| PASSAGE |
[Start of section]

Published August 8, 2023

In recent years, Artificial Intelligence Generated Content (hereinafter referred to as AIGC), represented by ChatGPT, has gained great development and attention worldwide. On the one hand, due to its powerful knowledge and content generation capabilities, the industry sees its wide range of application scenarios. On the other hand, due to the opacity and non-interpretability of AIGC, it faces huge challenges in the four aspects of intellectual property, security, ethics, and environment. In June this year, the European Parliament passed the draft Artificial Intelligence Bill with a high vote, which means that the European Parliament, EU member states, and the European Commission will start “tripartite negotiations” to determine the final terms of the bill. Meanwhile, the US is also actively exploring AI regulation-related issues.

But China has gotten a head start. Seven Chinese ministries and commissions involved in AI regulation have jointly announced the Interim Measures for the Administration of Generative Artificial Intelligence Services (hereinafter referred to as the Interim Measures), which will come into effect on August 15, 2023. Compared to the EU’s Artificial Intelligence Bill, the Interim Measures reflect a different focus and are relatively simple, divided into five chapters totaling 24 articles, but it is indeed the world’s first comprehensive legislative document regulating generative AI. The Interim Measures make specific provisions on generative AI in terms of technology development and governance, service standardization, supervision and inspection, and legal responsibility, setting the tone for the future development of generative AI in China. It is worth mentioning that, compared to the exposure draft released three months ago, the thinking of this regulation has undergone a major shift, from the need to strengthen the supervision of generative AI and prevent risks to the need to encourage the development of AI technology and be inclusive and prudent with regard to AI services.

[End of section]

| ACTIONS TO TAKE |
1. Answer these questions about the passage on generative AI regulation:
(a) In what month did the European Parliament pass the draft Artificial Intelligence Bill?
(b) On what date will the Interim Measures come into effect?
(c) How many chapters and articles make up the Interim Measures?
2. Proceed with the passage on generative AI regulation, picking up after its final sentence.
The records play no part in these tasks.

| SOURCE INFORMATION |
[Start of section]

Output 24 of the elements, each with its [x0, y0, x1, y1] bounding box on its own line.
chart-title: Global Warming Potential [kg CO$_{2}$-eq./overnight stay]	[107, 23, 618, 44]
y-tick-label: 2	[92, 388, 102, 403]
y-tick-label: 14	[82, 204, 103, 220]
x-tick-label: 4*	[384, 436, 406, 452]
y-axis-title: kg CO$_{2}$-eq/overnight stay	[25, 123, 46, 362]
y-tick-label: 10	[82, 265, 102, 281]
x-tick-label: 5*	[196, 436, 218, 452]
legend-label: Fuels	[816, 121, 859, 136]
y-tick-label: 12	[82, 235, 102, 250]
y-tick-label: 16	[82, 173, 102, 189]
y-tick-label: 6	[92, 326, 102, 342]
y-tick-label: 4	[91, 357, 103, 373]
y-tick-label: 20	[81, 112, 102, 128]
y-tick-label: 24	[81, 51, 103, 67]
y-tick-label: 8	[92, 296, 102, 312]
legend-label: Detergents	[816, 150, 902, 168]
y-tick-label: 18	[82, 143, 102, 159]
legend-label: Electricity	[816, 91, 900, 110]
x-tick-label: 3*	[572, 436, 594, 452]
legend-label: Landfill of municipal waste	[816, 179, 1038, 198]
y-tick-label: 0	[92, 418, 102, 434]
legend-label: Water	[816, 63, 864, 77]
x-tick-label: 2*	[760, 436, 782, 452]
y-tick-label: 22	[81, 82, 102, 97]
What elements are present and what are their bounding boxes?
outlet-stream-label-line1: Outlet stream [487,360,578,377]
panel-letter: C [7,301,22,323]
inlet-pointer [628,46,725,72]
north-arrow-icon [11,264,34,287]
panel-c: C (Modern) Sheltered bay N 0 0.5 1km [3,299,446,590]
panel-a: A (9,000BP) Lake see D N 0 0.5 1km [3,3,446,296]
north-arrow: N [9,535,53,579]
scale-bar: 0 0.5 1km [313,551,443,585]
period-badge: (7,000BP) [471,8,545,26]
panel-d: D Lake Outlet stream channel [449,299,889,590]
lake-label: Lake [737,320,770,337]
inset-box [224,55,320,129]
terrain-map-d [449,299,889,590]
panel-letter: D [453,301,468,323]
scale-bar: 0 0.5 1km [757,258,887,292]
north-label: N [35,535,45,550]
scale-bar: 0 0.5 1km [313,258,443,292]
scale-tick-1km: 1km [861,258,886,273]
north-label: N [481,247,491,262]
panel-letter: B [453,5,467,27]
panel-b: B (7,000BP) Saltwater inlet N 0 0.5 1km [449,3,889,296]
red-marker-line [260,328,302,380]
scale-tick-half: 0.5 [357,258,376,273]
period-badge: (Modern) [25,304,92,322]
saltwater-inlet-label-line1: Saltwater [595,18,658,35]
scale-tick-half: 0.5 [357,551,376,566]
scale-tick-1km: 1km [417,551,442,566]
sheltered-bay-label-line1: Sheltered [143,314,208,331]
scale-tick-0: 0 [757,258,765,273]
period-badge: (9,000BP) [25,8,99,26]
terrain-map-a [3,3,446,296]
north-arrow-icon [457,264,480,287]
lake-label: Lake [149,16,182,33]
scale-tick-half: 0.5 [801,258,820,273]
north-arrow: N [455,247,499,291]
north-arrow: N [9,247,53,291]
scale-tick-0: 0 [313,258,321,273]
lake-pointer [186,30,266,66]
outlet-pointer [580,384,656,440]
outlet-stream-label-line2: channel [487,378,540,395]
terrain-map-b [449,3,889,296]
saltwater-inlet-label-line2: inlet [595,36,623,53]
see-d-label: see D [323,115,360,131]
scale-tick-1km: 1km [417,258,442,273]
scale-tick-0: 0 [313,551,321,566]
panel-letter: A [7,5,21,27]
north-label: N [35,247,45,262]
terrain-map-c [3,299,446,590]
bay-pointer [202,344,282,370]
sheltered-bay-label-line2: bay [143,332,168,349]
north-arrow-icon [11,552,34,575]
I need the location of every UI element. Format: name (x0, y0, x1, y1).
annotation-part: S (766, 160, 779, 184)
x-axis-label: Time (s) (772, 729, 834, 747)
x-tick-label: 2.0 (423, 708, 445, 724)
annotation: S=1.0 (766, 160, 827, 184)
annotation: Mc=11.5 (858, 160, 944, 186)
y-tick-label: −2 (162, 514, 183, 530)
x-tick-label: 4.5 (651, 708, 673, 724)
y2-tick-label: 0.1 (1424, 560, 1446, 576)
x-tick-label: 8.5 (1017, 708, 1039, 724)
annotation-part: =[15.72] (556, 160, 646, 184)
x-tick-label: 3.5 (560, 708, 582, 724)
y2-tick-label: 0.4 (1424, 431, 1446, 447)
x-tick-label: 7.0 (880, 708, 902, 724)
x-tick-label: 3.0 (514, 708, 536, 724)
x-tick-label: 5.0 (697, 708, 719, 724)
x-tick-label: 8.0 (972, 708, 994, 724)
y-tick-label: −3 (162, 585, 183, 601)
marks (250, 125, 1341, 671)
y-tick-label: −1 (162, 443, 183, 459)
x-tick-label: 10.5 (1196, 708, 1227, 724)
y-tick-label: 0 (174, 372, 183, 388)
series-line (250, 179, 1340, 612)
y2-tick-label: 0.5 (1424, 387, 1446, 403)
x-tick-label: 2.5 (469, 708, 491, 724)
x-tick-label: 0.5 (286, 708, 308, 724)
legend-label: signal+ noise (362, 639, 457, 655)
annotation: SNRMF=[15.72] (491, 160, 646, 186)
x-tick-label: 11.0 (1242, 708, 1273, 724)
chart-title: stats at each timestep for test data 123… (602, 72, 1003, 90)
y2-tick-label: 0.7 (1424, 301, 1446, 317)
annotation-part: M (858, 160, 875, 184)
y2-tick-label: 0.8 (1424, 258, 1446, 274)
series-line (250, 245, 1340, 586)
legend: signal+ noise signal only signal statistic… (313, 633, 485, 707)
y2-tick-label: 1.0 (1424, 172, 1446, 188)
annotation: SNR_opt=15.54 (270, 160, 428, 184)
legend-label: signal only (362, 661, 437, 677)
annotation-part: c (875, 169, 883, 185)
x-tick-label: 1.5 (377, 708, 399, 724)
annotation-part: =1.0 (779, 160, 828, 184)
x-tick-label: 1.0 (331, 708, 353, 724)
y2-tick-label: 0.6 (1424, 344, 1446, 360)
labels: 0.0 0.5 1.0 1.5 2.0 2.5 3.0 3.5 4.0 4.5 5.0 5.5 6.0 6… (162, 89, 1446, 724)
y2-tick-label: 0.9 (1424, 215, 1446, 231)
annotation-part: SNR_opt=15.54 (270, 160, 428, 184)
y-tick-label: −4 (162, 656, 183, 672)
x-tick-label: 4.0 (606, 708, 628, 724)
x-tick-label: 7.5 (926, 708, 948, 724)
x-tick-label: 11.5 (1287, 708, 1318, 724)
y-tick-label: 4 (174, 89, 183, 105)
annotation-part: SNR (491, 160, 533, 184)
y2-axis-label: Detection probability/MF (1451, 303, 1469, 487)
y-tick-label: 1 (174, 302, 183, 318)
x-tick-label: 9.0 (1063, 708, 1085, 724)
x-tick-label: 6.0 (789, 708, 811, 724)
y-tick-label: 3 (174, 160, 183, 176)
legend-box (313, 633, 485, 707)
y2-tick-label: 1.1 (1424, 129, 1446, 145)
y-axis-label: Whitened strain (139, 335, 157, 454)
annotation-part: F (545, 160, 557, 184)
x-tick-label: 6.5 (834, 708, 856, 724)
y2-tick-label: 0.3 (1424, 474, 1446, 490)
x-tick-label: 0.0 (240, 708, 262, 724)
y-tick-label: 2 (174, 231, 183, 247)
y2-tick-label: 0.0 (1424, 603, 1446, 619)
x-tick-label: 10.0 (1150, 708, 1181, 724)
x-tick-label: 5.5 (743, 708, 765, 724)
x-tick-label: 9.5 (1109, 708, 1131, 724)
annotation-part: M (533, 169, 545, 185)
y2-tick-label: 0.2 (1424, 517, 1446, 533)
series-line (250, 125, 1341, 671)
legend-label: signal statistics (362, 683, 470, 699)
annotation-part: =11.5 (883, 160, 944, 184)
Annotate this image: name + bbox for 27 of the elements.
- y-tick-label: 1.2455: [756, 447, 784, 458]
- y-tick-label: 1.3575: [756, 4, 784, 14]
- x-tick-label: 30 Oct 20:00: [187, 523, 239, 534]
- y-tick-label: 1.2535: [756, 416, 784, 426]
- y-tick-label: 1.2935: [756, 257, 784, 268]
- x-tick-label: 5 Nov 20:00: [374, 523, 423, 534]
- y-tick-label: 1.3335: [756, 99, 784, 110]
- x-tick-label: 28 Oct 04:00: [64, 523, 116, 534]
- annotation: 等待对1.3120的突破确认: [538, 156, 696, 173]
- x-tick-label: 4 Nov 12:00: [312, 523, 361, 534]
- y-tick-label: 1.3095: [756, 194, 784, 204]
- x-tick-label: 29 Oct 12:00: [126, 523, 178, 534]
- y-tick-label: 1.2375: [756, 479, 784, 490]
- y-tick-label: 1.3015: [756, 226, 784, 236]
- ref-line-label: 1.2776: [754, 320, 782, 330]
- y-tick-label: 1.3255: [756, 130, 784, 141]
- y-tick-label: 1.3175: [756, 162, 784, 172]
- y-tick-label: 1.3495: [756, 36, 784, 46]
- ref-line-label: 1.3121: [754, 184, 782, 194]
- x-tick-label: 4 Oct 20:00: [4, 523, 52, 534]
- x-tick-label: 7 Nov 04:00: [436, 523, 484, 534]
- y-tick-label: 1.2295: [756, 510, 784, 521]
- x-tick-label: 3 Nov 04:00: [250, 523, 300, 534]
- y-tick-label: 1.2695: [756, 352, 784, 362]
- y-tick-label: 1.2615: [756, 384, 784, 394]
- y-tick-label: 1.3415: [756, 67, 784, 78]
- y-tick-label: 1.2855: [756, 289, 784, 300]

[End of section]

| ANSWERS FOR EACH ITEM |
1.
(a) June
(b) August 15, 2023
(c) Five chapters totaling 24 articles

2.
Relevant concepts are defined in the Interim Measures. The term “generative artificial intelligence technology” refers to models and related technologies that have the ability to generate content such as text, pictures, audio, video, etc. The term “generative artificial intelligence service provider” refers to organizations and individuals that utilize generative artificial intelligence technology to provide generative artificial intelligence services (including by providing programmable interfaces and other means of providing generative artificial intelligence services).

With regard to the scope of application of the Interim Measures, the following three points have been clarified: the use of generative artificial intelligence technology to provide the public in the People’s Republic of China with services for generating content such as text, pictures, audio, video, etc. (hereinafter referred to as generative artificial intelligence services) is subject to these Measures. Where the State has otherwise provided for the use of generative AI services to engage in activities such as news publishing, film and television production, and literary and artistic creation, such provisions shall prevail. The provisions of these Measures shall not apply to industrial organizations, enterprises, educational and scientific research institutions, public cultural institutions, relevant professional institutions, etc., which develop and apply generative artificial intelligence technology and do not provide generative artificial intelligence services to the public within their territories.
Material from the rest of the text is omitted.